Collected data:
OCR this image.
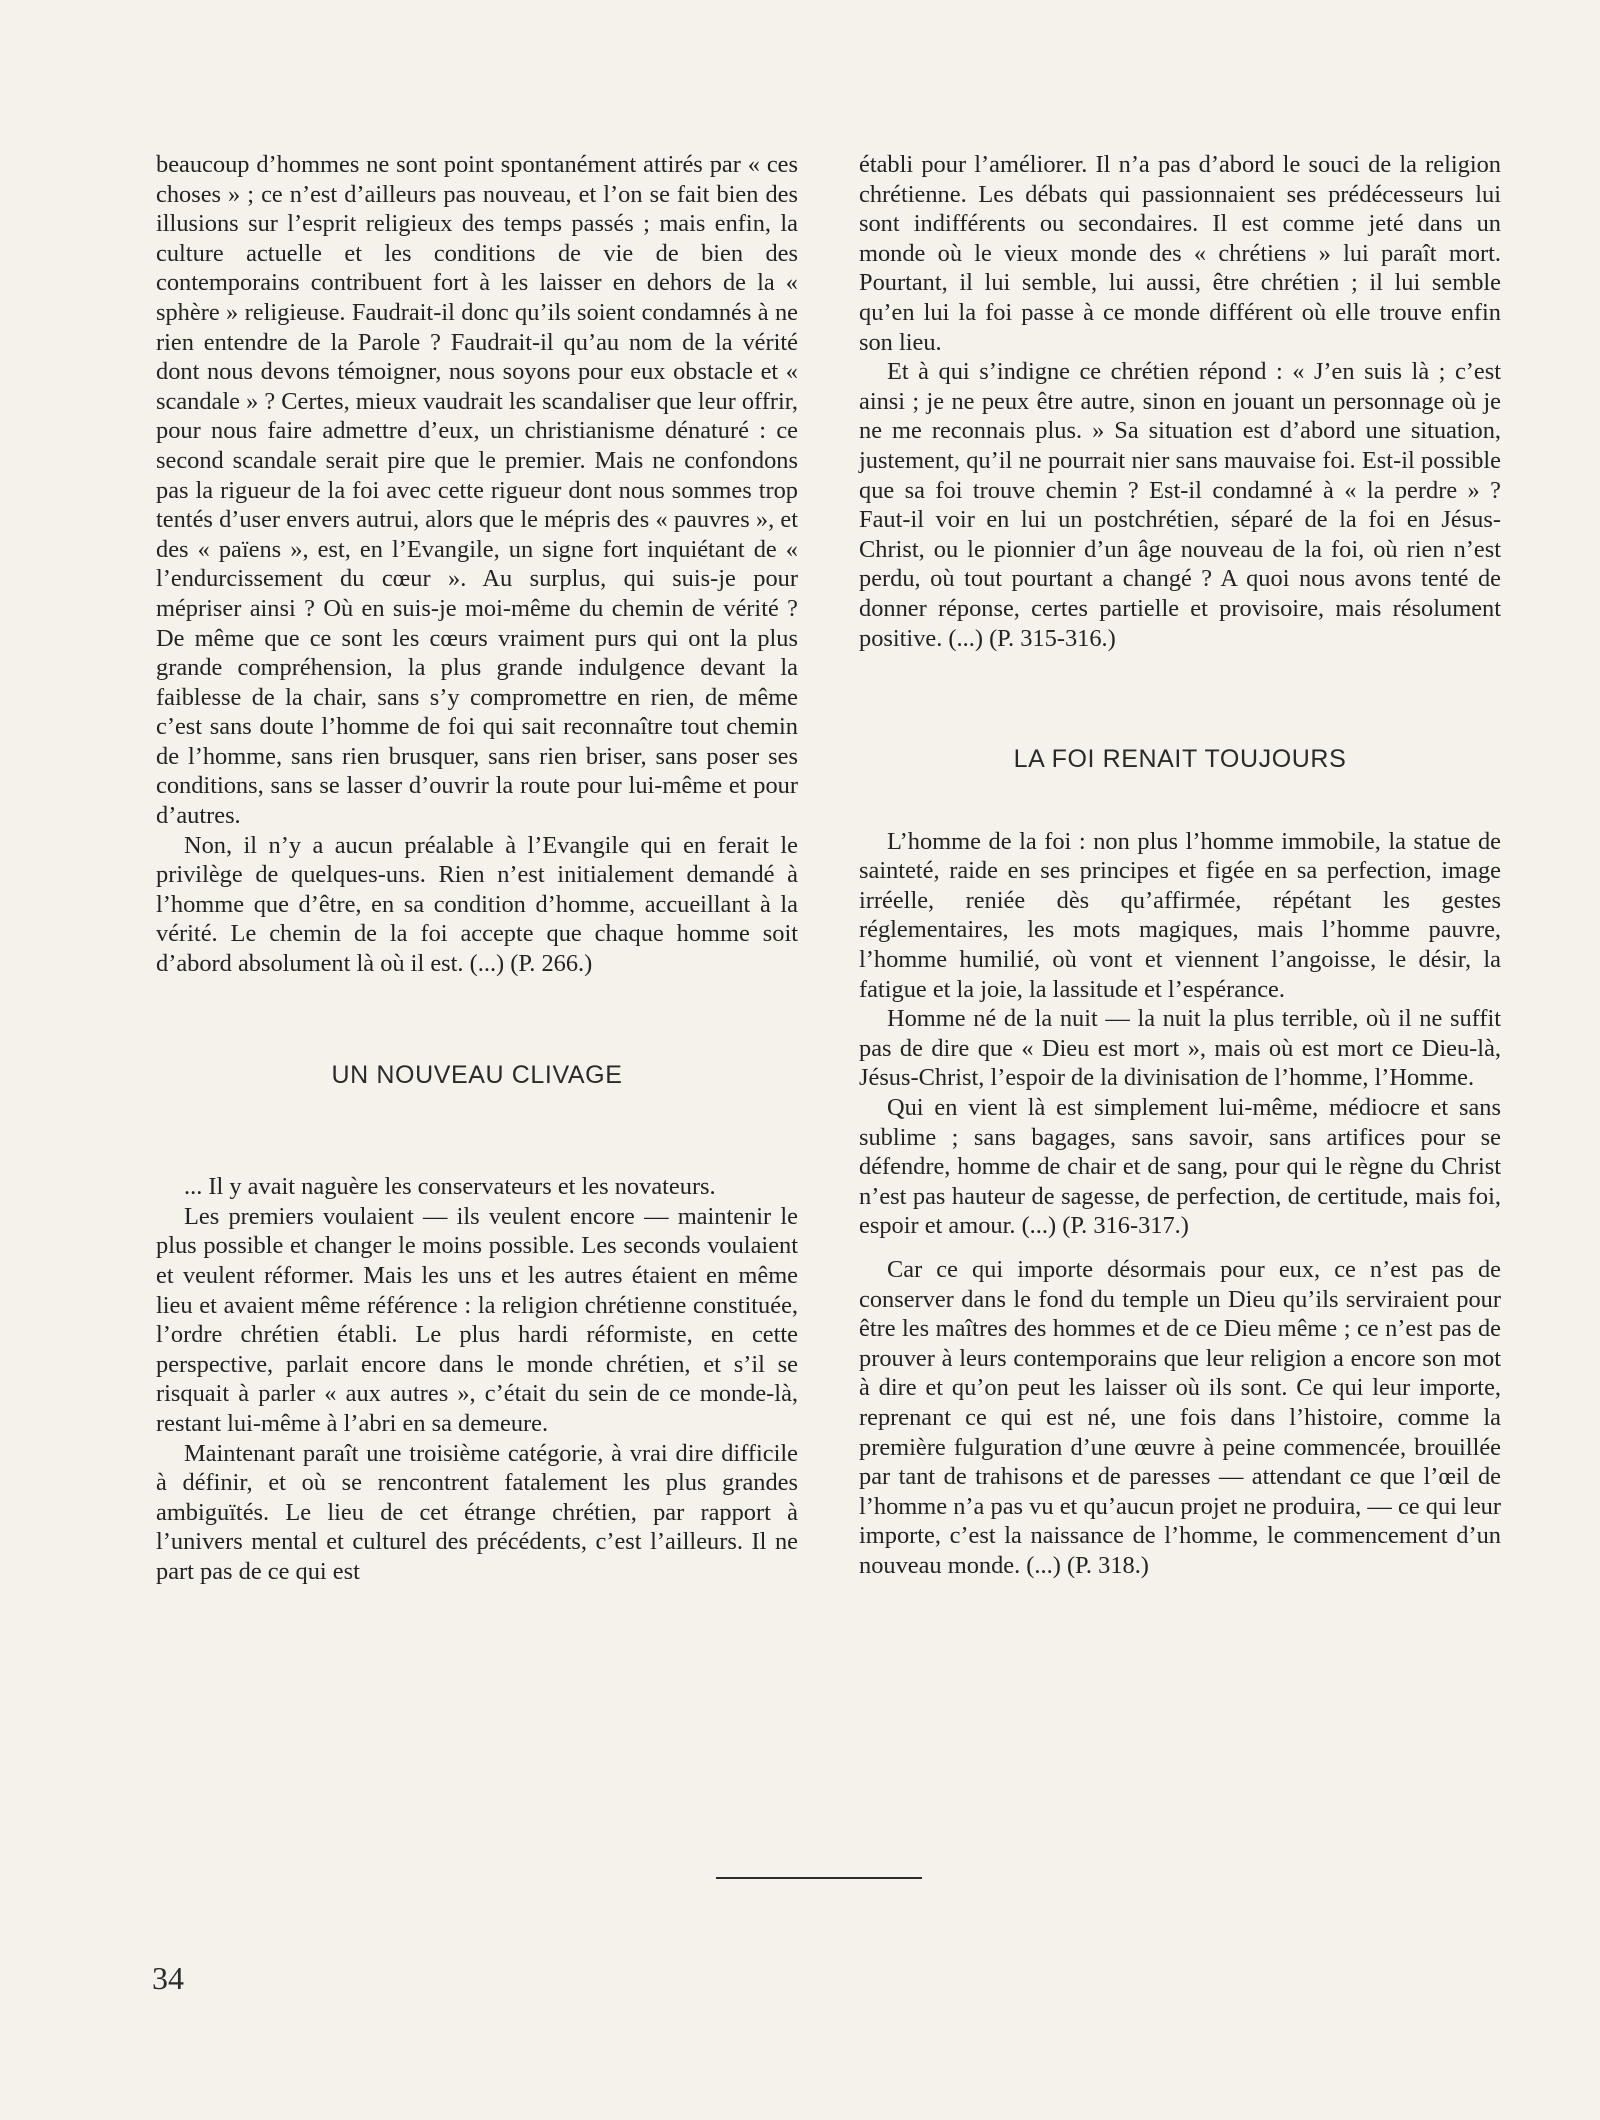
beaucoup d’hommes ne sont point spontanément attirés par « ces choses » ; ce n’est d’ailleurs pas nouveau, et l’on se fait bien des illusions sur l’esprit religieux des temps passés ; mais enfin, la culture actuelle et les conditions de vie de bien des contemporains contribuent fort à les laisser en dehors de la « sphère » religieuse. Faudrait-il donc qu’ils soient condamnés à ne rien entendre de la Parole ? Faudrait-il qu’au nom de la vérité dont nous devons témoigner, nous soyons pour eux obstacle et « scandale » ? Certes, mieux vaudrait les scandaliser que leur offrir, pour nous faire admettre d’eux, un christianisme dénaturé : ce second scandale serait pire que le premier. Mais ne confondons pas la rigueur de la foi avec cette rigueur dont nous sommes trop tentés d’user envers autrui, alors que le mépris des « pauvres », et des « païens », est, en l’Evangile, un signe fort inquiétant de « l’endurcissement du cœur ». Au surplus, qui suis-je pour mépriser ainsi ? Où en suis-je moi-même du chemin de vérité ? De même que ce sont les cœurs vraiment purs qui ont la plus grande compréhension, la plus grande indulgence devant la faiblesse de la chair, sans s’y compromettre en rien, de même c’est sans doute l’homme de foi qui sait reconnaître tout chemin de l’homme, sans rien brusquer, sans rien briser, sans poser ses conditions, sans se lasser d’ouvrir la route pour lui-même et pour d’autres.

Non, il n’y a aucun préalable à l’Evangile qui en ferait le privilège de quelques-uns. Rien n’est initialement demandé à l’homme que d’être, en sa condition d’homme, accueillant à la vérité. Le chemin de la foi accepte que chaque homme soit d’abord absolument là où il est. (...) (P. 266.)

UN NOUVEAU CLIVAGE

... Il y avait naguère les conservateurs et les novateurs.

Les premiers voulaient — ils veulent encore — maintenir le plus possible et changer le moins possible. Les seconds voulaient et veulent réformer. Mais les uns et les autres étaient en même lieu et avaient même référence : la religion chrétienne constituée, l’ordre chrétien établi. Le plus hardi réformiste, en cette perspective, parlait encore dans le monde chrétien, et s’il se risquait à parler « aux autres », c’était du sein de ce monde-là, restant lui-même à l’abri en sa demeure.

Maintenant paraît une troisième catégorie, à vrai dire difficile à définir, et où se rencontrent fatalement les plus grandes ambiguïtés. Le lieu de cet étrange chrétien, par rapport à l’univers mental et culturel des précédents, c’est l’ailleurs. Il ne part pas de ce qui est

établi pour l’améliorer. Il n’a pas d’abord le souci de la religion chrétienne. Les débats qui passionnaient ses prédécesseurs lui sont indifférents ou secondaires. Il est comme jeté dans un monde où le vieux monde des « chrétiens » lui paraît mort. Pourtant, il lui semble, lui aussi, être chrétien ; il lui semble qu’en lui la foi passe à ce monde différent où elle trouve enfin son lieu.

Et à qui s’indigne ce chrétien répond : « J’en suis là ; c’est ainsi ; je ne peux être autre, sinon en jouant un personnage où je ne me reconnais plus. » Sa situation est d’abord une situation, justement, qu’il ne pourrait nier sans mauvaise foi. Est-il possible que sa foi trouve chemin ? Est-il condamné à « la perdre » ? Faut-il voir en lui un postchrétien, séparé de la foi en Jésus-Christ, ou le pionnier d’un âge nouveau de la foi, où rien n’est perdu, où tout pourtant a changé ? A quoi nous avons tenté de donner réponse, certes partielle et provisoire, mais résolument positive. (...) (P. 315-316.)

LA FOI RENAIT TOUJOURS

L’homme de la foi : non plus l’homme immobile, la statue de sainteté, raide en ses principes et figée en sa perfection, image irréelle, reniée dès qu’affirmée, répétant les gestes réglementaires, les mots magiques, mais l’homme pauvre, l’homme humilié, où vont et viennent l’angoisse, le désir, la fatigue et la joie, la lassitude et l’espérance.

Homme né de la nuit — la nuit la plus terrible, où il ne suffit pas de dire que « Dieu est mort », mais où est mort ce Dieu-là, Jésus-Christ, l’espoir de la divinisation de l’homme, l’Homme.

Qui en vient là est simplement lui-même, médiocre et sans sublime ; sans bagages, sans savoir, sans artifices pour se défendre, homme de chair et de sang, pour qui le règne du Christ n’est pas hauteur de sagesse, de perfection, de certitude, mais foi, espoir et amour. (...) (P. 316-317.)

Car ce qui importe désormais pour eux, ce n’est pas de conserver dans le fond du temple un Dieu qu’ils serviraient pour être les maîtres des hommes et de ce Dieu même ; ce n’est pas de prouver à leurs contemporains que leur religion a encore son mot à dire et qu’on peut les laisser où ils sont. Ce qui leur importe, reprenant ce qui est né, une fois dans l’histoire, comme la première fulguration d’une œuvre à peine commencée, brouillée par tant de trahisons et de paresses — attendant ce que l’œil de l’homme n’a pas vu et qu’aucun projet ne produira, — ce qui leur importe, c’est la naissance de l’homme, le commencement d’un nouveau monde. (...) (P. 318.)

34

§ The request
Retype each record exactly as it stands, but do not include the pictures.

§ Problem solution
OCR this image.
beaucoup d’hommes ne sont point spontanément attirés par « ces choses » ; ce n’est d’ailleurs pas nouveau, et l’on se fait bien des illusions sur l’esprit religieux des temps passés ; mais enfin, la culture actuelle et les conditions de vie de bien des contemporains contribuent fort à les laisser en dehors de la « sphère » religieuse. Faudrait-il donc qu’ils soient condamnés à ne rien entendre de la Parole ? Faudrait-il qu’au nom de la vérité dont nous devons témoigner, nous soyons pour eux obstacle et « scandale » ? Certes, mieux vaudrait les scandaliser que leur offrir, pour nous faire admettre d’eux, un christianisme dénaturé : ce second scandale serait pire que le premier. Mais ne confondons pas la rigueur de la foi avec cette rigueur dont nous sommes trop tentés d’user envers autrui, alors que le mépris des « pauvres », et des « païens », est, en l’Evangile, un signe fort inquiétant de « l’endurcissement du cœur ». Au surplus, qui suis-je pour mépriser ainsi ? Où en suis-je moi-même du chemin de vérité ? De même que ce sont les cœurs vraiment purs qui ont la plus grande compréhension, la plus grande indulgence devant la faiblesse de la chair, sans s’y compromettre en rien, de même c’est sans doute l’homme de foi qui sait reconnaître tout chemin de l’homme, sans rien brusquer, sans rien briser, sans poser ses conditions, sans se lasser d’ouvrir la route pour lui-même et pour d’autres.

Non, il n’y a aucun préalable à l’Evangile qui en ferait le privilège de quelques-uns. Rien n’est initialement demandé à l’homme que d’être, en sa condition d’homme, accueillant à la vérité. Le chemin de la foi accepte que chaque homme soit d’abord absolument là où il est. (...) (P. 266.)

UN NOUVEAU CLIVAGE

... Il y avait naguère les conservateurs et les novateurs.

Les premiers voulaient — ils veulent encore — maintenir le plus possible et changer le moins possible. Les seconds voulaient et veulent réformer. Mais les uns et les autres étaient en même lieu et avaient même référence : la religion chrétienne constituée, l’ordre chrétien établi. Le plus hardi réformiste, en cette perspective, parlait encore dans le monde chrétien, et s’il se risquait à parler « aux autres », c’était du sein de ce monde-là, restant lui-même à l’abri en sa demeure.

Maintenant paraît une troisième catégorie, à vrai dire difficile à définir, et où se rencontrent fatalement les plus grandes ambiguïtés. Le lieu de cet étrange chrétien, par rapport à l’univers mental et culturel des précédents, c’est l’ailleurs. Il ne part pas de ce qui est

établi pour l’améliorer. Il n’a pas d’abord le souci de la religion chrétienne. Les débats qui passionnaient ses prédécesseurs lui sont indifférents ou secondaires. Il est comme jeté dans un monde où le vieux monde des « chrétiens » lui paraît mort. Pourtant, il lui semble, lui aussi, être chrétien ; il lui semble qu’en lui la foi passe à ce monde différent où elle trouve enfin son lieu.

Et à qui s’indigne ce chrétien répond : « J’en suis là ; c’est ainsi ; je ne peux être autre, sinon en jouant un personnage où je ne me reconnais plus. » Sa situation est d’abord une situation, justement, qu’il ne pourrait nier sans mauvaise foi. Est-il possible que sa foi trouve chemin ? Est-il condamné à « la perdre » ? Faut-il voir en lui un postchrétien, séparé de la foi en Jésus-Christ, ou le pionnier d’un âge nouveau de la foi, où rien n’est perdu, où tout pourtant a changé ? A quoi nous avons tenté de donner réponse, certes partielle et provisoire, mais résolument positive. (...) (P. 315-316.)

LA FOI RENAIT TOUJOURS

L’homme de la foi : non plus l’homme immobile, la statue de sainteté, raide en ses principes et figée en sa perfection, image irréelle, reniée dès qu’affirmée, répétant les gestes réglementaires, les mots magiques, mais l’homme pauvre, l’homme humilié, où vont et viennent l’angoisse, le désir, la fatigue et la joie, la lassitude et l’espérance.

Homme né de la nuit — la nuit la plus terrible, où il ne suffit pas de dire que « Dieu est mort », mais où est mort ce Dieu-là, Jésus-Christ, l’espoir de la divinisation de l’homme, l’Homme.

Qui en vient là est simplement lui-même, médiocre et sans sublime ; sans bagages, sans savoir, sans artifices pour se défendre, homme de chair et de sang, pour qui le règne du Christ n’est pas hauteur de sagesse, de perfection, de certitude, mais foi, espoir et amour. (...) (P. 316-317.)

Car ce qui importe désormais pour eux, ce n’est pas de conserver dans le fond du temple un Dieu qu’ils serviraient pour être les maîtres des hommes et de ce Dieu même ; ce n’est pas de prouver à leurs contemporains que leur religion a encore son mot à dire et qu’on peut les laisser où ils sont. Ce qui leur importe, reprenant ce qui est né, une fois dans l’histoire, comme la première fulguration d’une œuvre à peine commencée, brouillée par tant de trahisons et de paresses — attendant ce que l’œil de l’homme n’a pas vu et qu’aucun projet ne produira, — ce qui leur importe, c’est la naissance de l’homme, le commencement d’un nouveau monde. (...) (P. 318.)

34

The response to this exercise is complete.